To be done ▸
Could you give the data below again, exactly and completely?

------------------------------------------------------------------------

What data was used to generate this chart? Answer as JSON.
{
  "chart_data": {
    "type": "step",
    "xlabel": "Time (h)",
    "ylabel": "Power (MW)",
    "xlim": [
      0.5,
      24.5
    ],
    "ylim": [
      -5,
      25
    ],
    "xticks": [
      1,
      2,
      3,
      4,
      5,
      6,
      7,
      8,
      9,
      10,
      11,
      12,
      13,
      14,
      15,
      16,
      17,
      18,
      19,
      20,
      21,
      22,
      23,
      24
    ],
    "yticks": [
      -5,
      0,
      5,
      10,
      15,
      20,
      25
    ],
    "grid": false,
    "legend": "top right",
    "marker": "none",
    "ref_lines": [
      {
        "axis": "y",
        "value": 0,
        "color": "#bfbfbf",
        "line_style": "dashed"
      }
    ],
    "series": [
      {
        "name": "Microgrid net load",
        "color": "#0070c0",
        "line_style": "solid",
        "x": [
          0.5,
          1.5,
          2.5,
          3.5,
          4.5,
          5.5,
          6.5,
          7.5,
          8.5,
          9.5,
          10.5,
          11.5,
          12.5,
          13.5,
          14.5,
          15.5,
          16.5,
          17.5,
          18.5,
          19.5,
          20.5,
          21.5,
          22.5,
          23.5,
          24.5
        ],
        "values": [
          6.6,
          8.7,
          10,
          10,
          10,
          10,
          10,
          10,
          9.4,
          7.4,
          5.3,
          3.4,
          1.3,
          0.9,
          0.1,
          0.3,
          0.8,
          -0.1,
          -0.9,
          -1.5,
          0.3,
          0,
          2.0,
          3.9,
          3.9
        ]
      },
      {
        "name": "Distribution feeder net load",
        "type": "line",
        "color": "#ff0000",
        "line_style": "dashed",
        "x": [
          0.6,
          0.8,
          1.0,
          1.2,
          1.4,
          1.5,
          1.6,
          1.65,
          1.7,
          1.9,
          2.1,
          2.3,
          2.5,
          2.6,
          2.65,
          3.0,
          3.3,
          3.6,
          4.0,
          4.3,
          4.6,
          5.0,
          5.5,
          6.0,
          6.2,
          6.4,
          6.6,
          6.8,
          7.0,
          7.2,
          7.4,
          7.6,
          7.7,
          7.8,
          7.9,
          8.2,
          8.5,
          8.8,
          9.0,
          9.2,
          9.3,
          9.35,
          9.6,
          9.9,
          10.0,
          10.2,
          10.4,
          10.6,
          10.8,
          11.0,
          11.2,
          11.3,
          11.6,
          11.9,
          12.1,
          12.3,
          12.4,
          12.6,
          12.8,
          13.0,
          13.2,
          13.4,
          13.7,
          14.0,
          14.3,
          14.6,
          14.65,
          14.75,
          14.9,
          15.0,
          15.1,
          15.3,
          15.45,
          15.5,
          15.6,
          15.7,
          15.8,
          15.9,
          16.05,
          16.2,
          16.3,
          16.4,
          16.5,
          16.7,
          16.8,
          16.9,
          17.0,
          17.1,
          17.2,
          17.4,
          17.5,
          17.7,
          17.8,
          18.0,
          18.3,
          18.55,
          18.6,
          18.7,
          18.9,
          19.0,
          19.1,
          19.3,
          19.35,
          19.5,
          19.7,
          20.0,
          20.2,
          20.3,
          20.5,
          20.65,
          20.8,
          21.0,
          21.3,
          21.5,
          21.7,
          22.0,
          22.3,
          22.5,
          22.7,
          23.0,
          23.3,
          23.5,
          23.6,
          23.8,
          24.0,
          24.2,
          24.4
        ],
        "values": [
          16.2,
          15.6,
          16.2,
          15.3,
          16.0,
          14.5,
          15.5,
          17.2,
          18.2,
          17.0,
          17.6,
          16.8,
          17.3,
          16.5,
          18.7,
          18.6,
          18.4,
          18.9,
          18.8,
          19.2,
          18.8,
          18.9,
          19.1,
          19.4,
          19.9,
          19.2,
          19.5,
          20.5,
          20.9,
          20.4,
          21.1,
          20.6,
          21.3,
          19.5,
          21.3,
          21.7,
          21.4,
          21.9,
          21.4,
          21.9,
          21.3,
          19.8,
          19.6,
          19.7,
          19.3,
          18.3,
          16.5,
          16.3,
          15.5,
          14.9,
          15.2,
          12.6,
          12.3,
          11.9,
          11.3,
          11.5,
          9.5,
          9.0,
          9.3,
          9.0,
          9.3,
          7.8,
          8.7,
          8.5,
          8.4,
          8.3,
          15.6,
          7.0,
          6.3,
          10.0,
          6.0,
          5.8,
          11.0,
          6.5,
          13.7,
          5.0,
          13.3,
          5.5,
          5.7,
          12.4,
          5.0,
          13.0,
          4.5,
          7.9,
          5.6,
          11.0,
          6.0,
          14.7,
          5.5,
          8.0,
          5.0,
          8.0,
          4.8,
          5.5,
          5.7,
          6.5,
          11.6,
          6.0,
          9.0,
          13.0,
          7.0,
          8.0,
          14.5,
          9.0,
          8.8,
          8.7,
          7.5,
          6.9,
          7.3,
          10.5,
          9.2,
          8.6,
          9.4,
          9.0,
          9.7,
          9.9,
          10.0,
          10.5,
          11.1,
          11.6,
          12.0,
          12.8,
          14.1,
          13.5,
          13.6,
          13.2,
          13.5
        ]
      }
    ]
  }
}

------------------------------------------------------------------------

Full response ▸
What data was used to generate this chart? Answer as JSON.
{
  "chart_data": {
    "type": "step",
    "xlabel": "Time (h)",
    "ylabel": "Power (MW)",
    "xlim": [
      0.5,
      24.5
    ],
    "ylim": [
      -5,
      25
    ],
    "xticks": [
      1,
      2,
      3,
      4,
      5,
      6,
      7,
      8,
      9,
      10,
      11,
      12,
      13,
      14,
      15,
      16,
      17,
      18,
      19,
      20,
      21,
      22,
      23,
      24
    ],
    "yticks": [
      -5,
      0,
      5,
      10,
      15,
      20,
      25
    ],
    "grid": false,
    "legend": "top right",
    "marker": "none",
    "ref_lines": [
      {
        "axis": "y",
        "value": 0,
        "color": "#bfbfbf",
        "line_style": "dashed"
      }
    ],
    "series": [
      {
        "name": "Microgrid net load",
        "color": "#0070c0",
        "line_style": "solid",
        "x": [
          0.5,
          1.5,
          2.5,
          3.5,
          4.5,
          5.5,
          6.5,
          7.5,
          8.5,
          9.5,
          10.5,
          11.5,
          12.5,
          13.5,
          14.5,
          15.5,
          16.5,
          17.5,
          18.5,
          19.5,
          20.5,
          21.5,
          22.5,
          23.5,
          24.5
        ],
        "values": [
          6.6,
          8.7,
          10,
          10,
          10,
          10,
          10,
          10,
          9.4,
          7.4,
          5.3,
          3.4,
          1.3,
          0.9,
          0.1,
          0.3,
          0.8,
          -0.1,
          -0.9,
          -1.5,
          0.3,
          0,
          2.0,
          3.9,
          3.9
        ]
      },
      {
        "name": "Distribution feeder net load",
        "type": "line",
        "color": "#ff0000",
        "line_style": "dashed",
        "x": [
          0.6,
          0.8,
          1.0,
          1.2,
          1.4,
          1.5,
          1.6,
          1.65,
          1.7,
          1.9,
          2.1,
          2.3,
          2.5,
          2.6,
          2.65,
          3.0,
          3.3,
          3.6,
          4.0,
          4.3,
          4.6,
          5.0,
          5.5,
          6.0,
          6.2,
          6.4,
          6.6,
          6.8,
          7.0,
          7.2,
          7.4,
          7.6,
          7.7,
          7.8,
          7.9,
          8.2,
          8.5,
          8.8,
          9.0,
          9.2,
          9.3,
          9.35,
          9.6,
          9.9,
          10.0,
          10.2,
          10.4,
          10.6,
          10.8,
          11.0,
          11.2,
          11.3,
          11.6,
          11.9,
          12.1,
          12.3,
          12.4,
          12.6,
          12.8,
          13.0,
          13.2,
          13.4,
          13.7,
          14.0,
          14.3,
          14.6,
          14.65,
          14.75,
          14.9,
          15.0,
          15.1,
          15.3,
          15.45,
          15.5,
          15.6,
          15.7,
          15.8,
          15.9,
          16.05,
          16.2,
          16.3,
          16.4,
          16.5,
          16.7,
          16.8,
          16.9,
          17.0,
          17.1,
          17.2,
          17.4,
          17.5,
          17.7,
          17.8,
          18.0,
          18.3,
          18.55,
          18.6,
          18.7,
          18.9,
          19.0,
          19.1,
          19.3,
          19.35,
          19.5,
          19.7,
          20.0,
          20.2,
          20.3,
          20.5,
          20.65,
          20.8,
          21.0,
          21.3,
          21.5,
          21.7,
          22.0,
          22.3,
          22.5,
          22.7,
          23.0,
          23.3,
          23.5,
          23.6,
          23.8,
          24.0,
          24.2,
          24.4
        ],
        "values": [
          16.2,
          15.6,
          16.2,
          15.3,
          16.0,
          14.5,
          15.5,
          17.2,
          18.2,
          17.0,
          17.6,
          16.8,
          17.3,
          16.5,
          18.7,
          18.6,
          18.4,
          18.9,
          18.8,
          19.2,
          18.8,
          18.9,
          19.1,
          19.4,
          19.9,
          19.2,
          19.5,
          20.5,
          20.9,
          20.4,
          21.1,
          20.6,
          21.3,
          19.5,
          21.3,
          21.7,
          21.4,
          21.9,
          21.4,
          21.9,
          21.3,
          19.8,
          19.6,
          19.7,
          19.3,
          18.3,
          16.5,
          16.3,
          15.5,
          14.9,
          15.2,
          12.6,
          12.3,
          11.9,
          11.3,
          11.5,
          9.5,
          9.0,
          9.3,
          9.0,
          9.3,
          7.8,
          8.7,
          8.5,
          8.4,
          8.3,
          15.6,
          7.0,
          6.3,
          10.0,
          6.0,
          5.8,
          11.0,
          6.5,
          13.7,
          5.0,
          13.3,
          5.5,
          5.7,
          12.4,
          5.0,
          13.0,
          4.5,
          7.9,
          5.6,
          11.0,
          6.0,
          14.7,
          5.5,
          8.0,
          5.0,
          8.0,
          4.8,
          5.5,
          5.7,
          6.5,
          11.6,
          6.0,
          9.0,
          13.0,
          7.0,
          8.0,
          14.5,
          9.0,
          8.8,
          8.7,
          7.5,
          6.9,
          7.3,
          10.5,
          9.2,
          8.6,
          9.4,
          9.0,
          9.7,
          9.9,
          10.0,
          10.5,
          11.1,
          11.6,
          12.0,
          12.8,
          14.1,
          13.5,
          13.6,
          13.2,
          13.5
        ]
      }
    ]
  }
}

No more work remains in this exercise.